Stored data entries
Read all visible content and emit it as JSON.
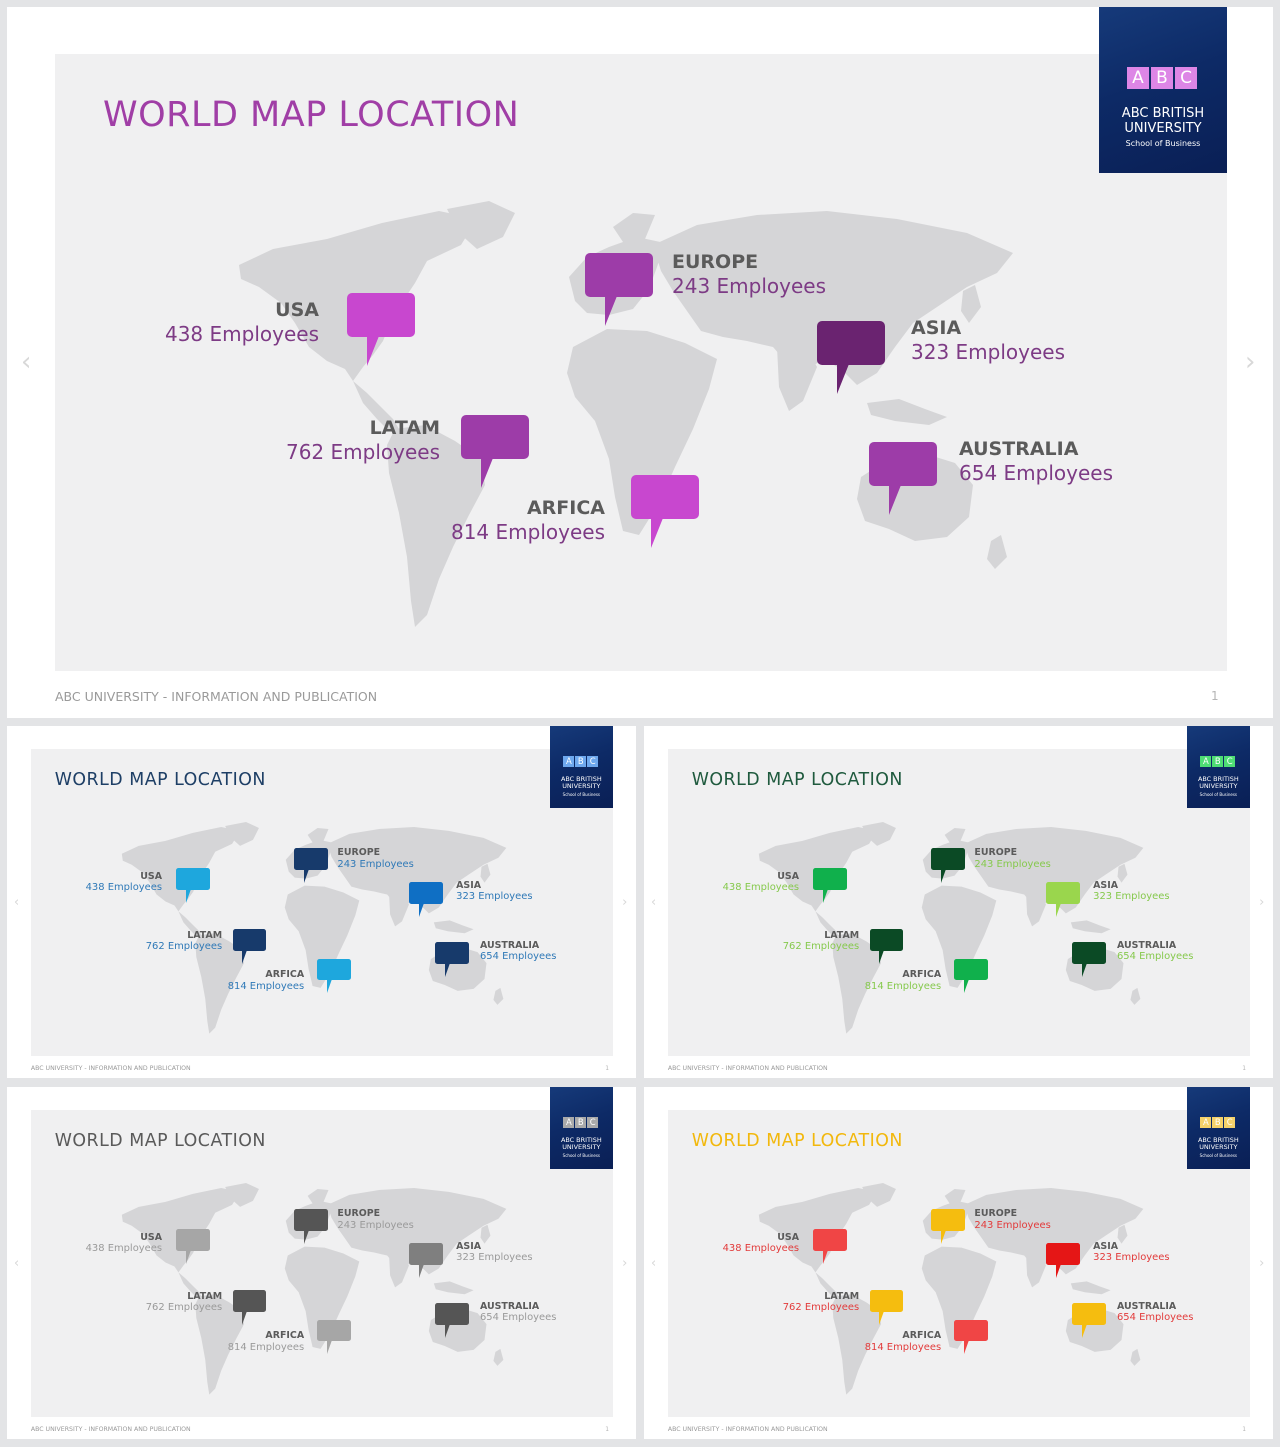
{
  "slides": [
    {
      "title": "WORLD MAP LOCATION",
      "footer": "ABC UNIVERSITY - INFORMATION AND PUBLICATION",
      "page": "1",
      "logo": {
        "letters": [
          "A",
          "B",
          "C"
        ],
        "name": "ABC BRITISH UNIVERSITY",
        "subtitle": "School of Business"
      },
      "colors": {
        "title": "#a03ea6",
        "text": "#7d3b85",
        "pin_light": "#c847cf",
        "pin_mid": "#9d3ca8",
        "pin_dark": "#6a2370",
        "tile": "#dd86e6"
      },
      "regions": [
        {
          "name": "USA",
          "count": "438 Employees",
          "tone": "light"
        },
        {
          "name": "EUROPE",
          "count": "243 Employees",
          "tone": "mid"
        },
        {
          "name": "ASIA",
          "count": "323 Employees",
          "tone": "dark"
        },
        {
          "name": "LATAM",
          "count": "762 Employees",
          "tone": "mid"
        },
        {
          "name": "ARFICA",
          "count": "814 Employees",
          "tone": "light"
        },
        {
          "name": "AUSTRALIA",
          "count": "654 Employees",
          "tone": "mid"
        }
      ]
    },
    {
      "title": "WORLD MAP LOCATION",
      "footer": "ABC UNIVERSITY - INFORMATION AND PUBLICATION",
      "page": "1",
      "logo": {
        "letters": [
          "A",
          "B",
          "C"
        ],
        "name": "ABC BRITISH UNIVERSITY",
        "subtitle": "School of Business"
      },
      "colors": {
        "title": "#1e3f66",
        "text": "#2f79b7",
        "pin_light": "#1ea7dd",
        "pin_mid": "#0f6fc4",
        "pin_dark": "#173a6b",
        "tile": "#6ea8ee"
      },
      "regions": [
        {
          "name": "USA",
          "count": "438 Employees",
          "tone": "light"
        },
        {
          "name": "EUROPE",
          "count": "243 Employees",
          "tone": "dark"
        },
        {
          "name": "ASIA",
          "count": "323 Employees",
          "tone": "mid"
        },
        {
          "name": "LATAM",
          "count": "762 Employees",
          "tone": "dark"
        },
        {
          "name": "ARFICA",
          "count": "814 Employees",
          "tone": "light"
        },
        {
          "name": "AUSTRALIA",
          "count": "654 Employees",
          "tone": "dark"
        }
      ]
    },
    {
      "title": "WORLD MAP LOCATION",
      "footer": "ABC UNIVERSITY - INFORMATION AND PUBLICATION",
      "page": "1",
      "logo": {
        "letters": [
          "A",
          "B",
          "C"
        ],
        "name": "ABC BRITISH UNIVERSITY",
        "subtitle": "School of Business"
      },
      "colors": {
        "title": "#1f5a3e",
        "text": "#86c94d",
        "pin_light": "#9ad64d",
        "pin_mid": "#10b04c",
        "pin_dark": "#0b4a25",
        "tile": "#4ede74"
      },
      "regions": [
        {
          "name": "USA",
          "count": "438 Employees",
          "tone": "mid"
        },
        {
          "name": "EUROPE",
          "count": "243 Employees",
          "tone": "dark"
        },
        {
          "name": "ASIA",
          "count": "323 Employees",
          "tone": "light"
        },
        {
          "name": "LATAM",
          "count": "762 Employees",
          "tone": "dark"
        },
        {
          "name": "ARFICA",
          "count": "814 Employees",
          "tone": "mid"
        },
        {
          "name": "AUSTRALIA",
          "count": "654 Employees",
          "tone": "dark"
        }
      ]
    },
    {
      "title": "WORLD MAP LOCATION",
      "footer": "ABC UNIVERSITY - INFORMATION AND PUBLICATION",
      "page": "1",
      "logo": {
        "letters": [
          "A",
          "B",
          "C"
        ],
        "name": "ABC BRITISH UNIVERSITY",
        "subtitle": "School of Business"
      },
      "colors": {
        "title": "#5a5a5a",
        "text": "#9a9a9a",
        "pin_light": "#a6a6a6",
        "pin_mid": "#7f7f7f",
        "pin_dark": "#555555",
        "tile": "#aaaaaa"
      },
      "regions": [
        {
          "name": "USA",
          "count": "438 Employees",
          "tone": "light"
        },
        {
          "name": "EUROPE",
          "count": "243 Employees",
          "tone": "dark"
        },
        {
          "name": "ASIA",
          "count": "323 Employees",
          "tone": "mid"
        },
        {
          "name": "LATAM",
          "count": "762 Employees",
          "tone": "dark"
        },
        {
          "name": "ARFICA",
          "count": "814 Employees",
          "tone": "light"
        },
        {
          "name": "AUSTRALIA",
          "count": "654 Employees",
          "tone": "dark"
        }
      ]
    },
    {
      "title": "WORLD MAP LOCATION",
      "footer": "ABC UNIVERSITY - INFORMATION AND PUBLICATION",
      "page": "1",
      "logo": {
        "letters": [
          "A",
          "B",
          "C"
        ],
        "name": "ABC BRITISH UNIVERSITY",
        "subtitle": "School of Business"
      },
      "colors": {
        "title": "#f2b80d",
        "text": "#e23b3b",
        "pin_light": "#f04545",
        "pin_mid": "#f5bd0f",
        "pin_dark": "#e51616",
        "tile": "#f5d26a"
      },
      "regions": [
        {
          "name": "USA",
          "count": "438 Employees",
          "tone": "light"
        },
        {
          "name": "EUROPE",
          "count": "243 Employees",
          "tone": "mid"
        },
        {
          "name": "ASIA",
          "count": "323 Employees",
          "tone": "dark"
        },
        {
          "name": "LATAM",
          "count": "762 Employees",
          "tone": "mid"
        },
        {
          "name": "ARFICA",
          "count": "814 Employees",
          "tone": "light"
        },
        {
          "name": "AUSTRALIA",
          "count": "654 Employees",
          "tone": "mid"
        }
      ]
    }
  ]
}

[STATED TASK]
Give every line back word for word and leave the pictures out.

[RESULT OF THE TASK]
Read all visible content and emit it as JSON.
{
  "slides": [
    {
      "title": "WORLD MAP LOCATION",
      "footer": "ABC UNIVERSITY - INFORMATION AND PUBLICATION",
      "page": "1",
      "logo": {
        "letters": [
          "A",
          "B",
          "C"
        ],
        "name": "ABC BRITISH UNIVERSITY",
        "subtitle": "School of Business"
      },
      "colors": {
        "title": "#a03ea6",
        "text": "#7d3b85",
        "pin_light": "#c847cf",
        "pin_mid": "#9d3ca8",
        "pin_dark": "#6a2370",
        "tile": "#dd86e6"
      },
      "regions": [
        {
          "name": "USA",
          "count": "438 Employees",
          "tone": "light"
        },
        {
          "name": "EUROPE",
          "count": "243 Employees",
          "tone": "mid"
        },
        {
          "name": "ASIA",
          "count": "323 Employees",
          "tone": "dark"
        },
        {
          "name": "LATAM",
          "count": "762 Employees",
          "tone": "mid"
        },
        {
          "name": "ARFICA",
          "count": "814 Employees",
          "tone": "light"
        },
        {
          "name": "AUSTRALIA",
          "count": "654 Employees",
          "tone": "mid"
        }
      ]
    },
    {
      "title": "WORLD MAP LOCATION",
      "footer": "ABC UNIVERSITY - INFORMATION AND PUBLICATION",
      "page": "1",
      "logo": {
        "letters": [
          "A",
          "B",
          "C"
        ],
        "name": "ABC BRITISH UNIVERSITY",
        "subtitle": "School of Business"
      },
      "colors": {
        "title": "#1e3f66",
        "text": "#2f79b7",
        "pin_light": "#1ea7dd",
        "pin_mid": "#0f6fc4",
        "pin_dark": "#173a6b",
        "tile": "#6ea8ee"
      },
      "regions": [
        {
          "name": "USA",
          "count": "438 Employees",
          "tone": "light"
        },
        {
          "name": "EUROPE",
          "count": "243 Employees",
          "tone": "dark"
        },
        {
          "name": "ASIA",
          "count": "323 Employees",
          "tone": "mid"
        },
        {
          "name": "LATAM",
          "count": "762 Employees",
          "tone": "dark"
        },
        {
          "name": "ARFICA",
          "count": "814 Employees",
          "tone": "light"
        },
        {
          "name": "AUSTRALIA",
          "count": "654 Employees",
          "tone": "dark"
        }
      ]
    },
    {
      "title": "WORLD MAP LOCATION",
      "footer": "ABC UNIVERSITY - INFORMATION AND PUBLICATION",
      "page": "1",
      "logo": {
        "letters": [
          "A",
          "B",
          "C"
        ],
        "name": "ABC BRITISH UNIVERSITY",
        "subtitle": "School of Business"
      },
      "colors": {
        "title": "#1f5a3e",
        "text": "#86c94d",
        "pin_light": "#9ad64d",
        "pin_mid": "#10b04c",
        "pin_dark": "#0b4a25",
        "tile": "#4ede74"
      },
      "regions": [
        {
          "name": "USA",
          "count": "438 Employees",
          "tone": "mid"
        },
        {
          "name": "EUROPE",
          "count": "243 Employees",
          "tone": "dark"
        },
        {
          "name": "ASIA",
          "count": "323 Employees",
          "tone": "light"
        },
        {
          "name": "LATAM",
          "count": "762 Employees",
          "tone": "dark"
        },
        {
          "name": "ARFICA",
          "count": "814 Employees",
          "tone": "mid"
        },
        {
          "name": "AUSTRALIA",
          "count": "654 Employees",
          "tone": "dark"
        }
      ]
    },
    {
      "title": "WORLD MAP LOCATION",
      "footer": "ABC UNIVERSITY - INFORMATION AND PUBLICATION",
      "page": "1",
      "logo": {
        "letters": [
          "A",
          "B",
          "C"
        ],
        "name": "ABC BRITISH UNIVERSITY",
        "subtitle": "School of Business"
      },
      "colors": {
        "title": "#5a5a5a",
        "text": "#9a9a9a",
        "pin_light": "#a6a6a6",
        "pin_mid": "#7f7f7f",
        "pin_dark": "#555555",
        "tile": "#aaaaaa"
      },
      "regions": [
        {
          "name": "USA",
          "count": "438 Employees",
          "tone": "light"
        },
        {
          "name": "EUROPE",
          "count": "243 Employees",
          "tone": "dark"
        },
        {
          "name": "ASIA",
          "count": "323 Employees",
          "tone": "mid"
        },
        {
          "name": "LATAM",
          "count": "762 Employees",
          "tone": "dark"
        },
        {
          "name": "ARFICA",
          "count": "814 Employees",
          "tone": "light"
        },
        {
          "name": "AUSTRALIA",
          "count": "654 Employees",
          "tone": "dark"
        }
      ]
    },
    {
      "title": "WORLD MAP LOCATION",
      "footer": "ABC UNIVERSITY - INFORMATION AND PUBLICATION",
      "page": "1",
      "logo": {
        "letters": [
          "A",
          "B",
          "C"
        ],
        "name": "ABC BRITISH UNIVERSITY",
        "subtitle": "School of Business"
      },
      "colors": {
        "title": "#f2b80d",
        "text": "#e23b3b",
        "pin_light": "#f04545",
        "pin_mid": "#f5bd0f",
        "pin_dark": "#e51616",
        "tile": "#f5d26a"
      },
      "regions": [
        {
          "name": "USA",
          "count": "438 Employees",
          "tone": "light"
        },
        {
          "name": "EUROPE",
          "count": "243 Employees",
          "tone": "mid"
        },
        {
          "name": "ASIA",
          "count": "323 Employees",
          "tone": "dark"
        },
        {
          "name": "LATAM",
          "count": "762 Employees",
          "tone": "mid"
        },
        {
          "name": "ARFICA",
          "count": "814 Employees",
          "tone": "light"
        },
        {
          "name": "AUSTRALIA",
          "count": "654 Employees",
          "tone": "mid"
        }
      ]
    }
  ]
}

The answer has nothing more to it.